Start of Text shown
Straight Outta the Tomb


StraightOuttaTomb

My point is … a first-century Jew, faced with the crucifixion of a would-be messiah, or even of a prophet who had led a significant following, would not normally conclude that this person was the Messiah and that the kingdom had come. He or she would normally conclude that he was not and that it had not.

Why did Christianity even begin, let alone continue, as a messianic movement, when its Messiah so obviously not only did not do what a Messiah was supposed to do but suffered a fate which ought to have showed conclusively that he could not possibly have been Israel’s anointed? Why did this group of first-century Jews, who had cherished messianic hopes and focused them on Jesus of Nazareth, not only continue to believe that he was the Messiah despite his execution, but actively announce him as such in the pagan as well as the Jewish world, cheerfully redrawing the picture of messiahship around him but refusing to abandon it? Their answer, consistently throughout the evidence we possess, was that Jesus, following his execution on a charge of being a would-be Messiah, had been raised from the dead.

– NT Wright (Christian Origins and the Resurrection of Jesus)
End of Text shown
Start of Data block
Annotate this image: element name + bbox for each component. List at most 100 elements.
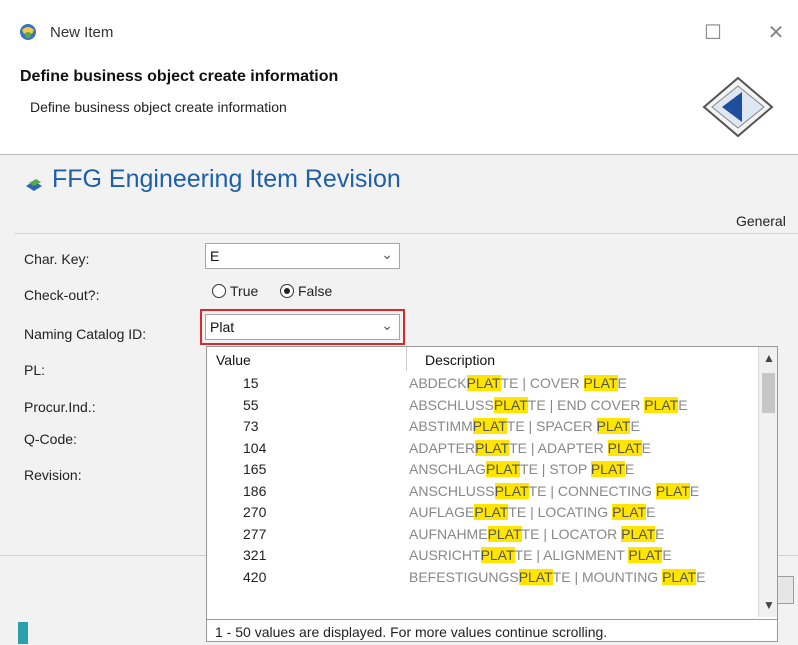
End of Data block
Goals:
1 - Answer these questions from the passage on the resurrection of Jesus:
(a) What would a first-century Jew normally conclude about a crucified would-be messiah and the kingdom?
(b) In which two worlds did the group announce Jesus as Messiah?
(c) What book is the passage quoted from?
2 - Carry on the passage on the resurrection of Jesus from the point where it stops.

Outputs in order:
1 -
(a) That he was not the Messiah and that the kingdom had not come.
(b) The pagan world and the Jewish world.
(c) Christian Origins and the Resurrection of Jesus.

2 -
5 thoughts on “Straight Outta the Tomb

  1. Christian people today, people who never heard Jesus preach, never saw him perform a miracle, never shared a meal with him, will say they have “met Jesus”. Some, living in places of persecution. still even die for this belief and their faith to this day. What does this mean? It means that “conviction of belief” means both everything and nothing. It means everything because it explains their motivation and it means nothing because these people have manifestly never met Jesus in the way the 11 disciples could have claimed to. (As, incidentally, neither had Paul.) People die for Christian beliefs about Jesus now so they cannot be held as any persuasive or special reason the resurrection is or was true then. They can only be evidence of a belief in it and not the truth of it.

    PS much enjoying reading your blogs which I’ve just found.

    • Andrew
      Welcome to DHDS.

      There is difference between the disciples who knew Jesus during the first century and Christians today. That is something Jesus refers to in John 20:29 when he notes: “Because you have seen me, you have believed (ie the disciples); blessed are those who have not seen and yet have believed (ie Christians today).”

      The point NT Wright is making (via the quote in the OP) is that the 11 disciples actually met Jesus during his earthly ministry. They heard him teach and saw him perform miracles. They also saw him die. They watched his corpse be put into a tomb. If this Messianic movement centered around Jesus the Nazarene followed all of the Messianic movements that occurred before and after his death then the disciples would have disbanded and stopped proclaiming Jesus as Messiah. This post goes into that a bit more.

      What needs to be explained is why these disciples (and arguably the 500 others referred to in 1 Cor 15:6) chose to continue in the face of their Messiah’s death? It is reasonable to conclude that they saw what they say they saw – a resurrected Jesus.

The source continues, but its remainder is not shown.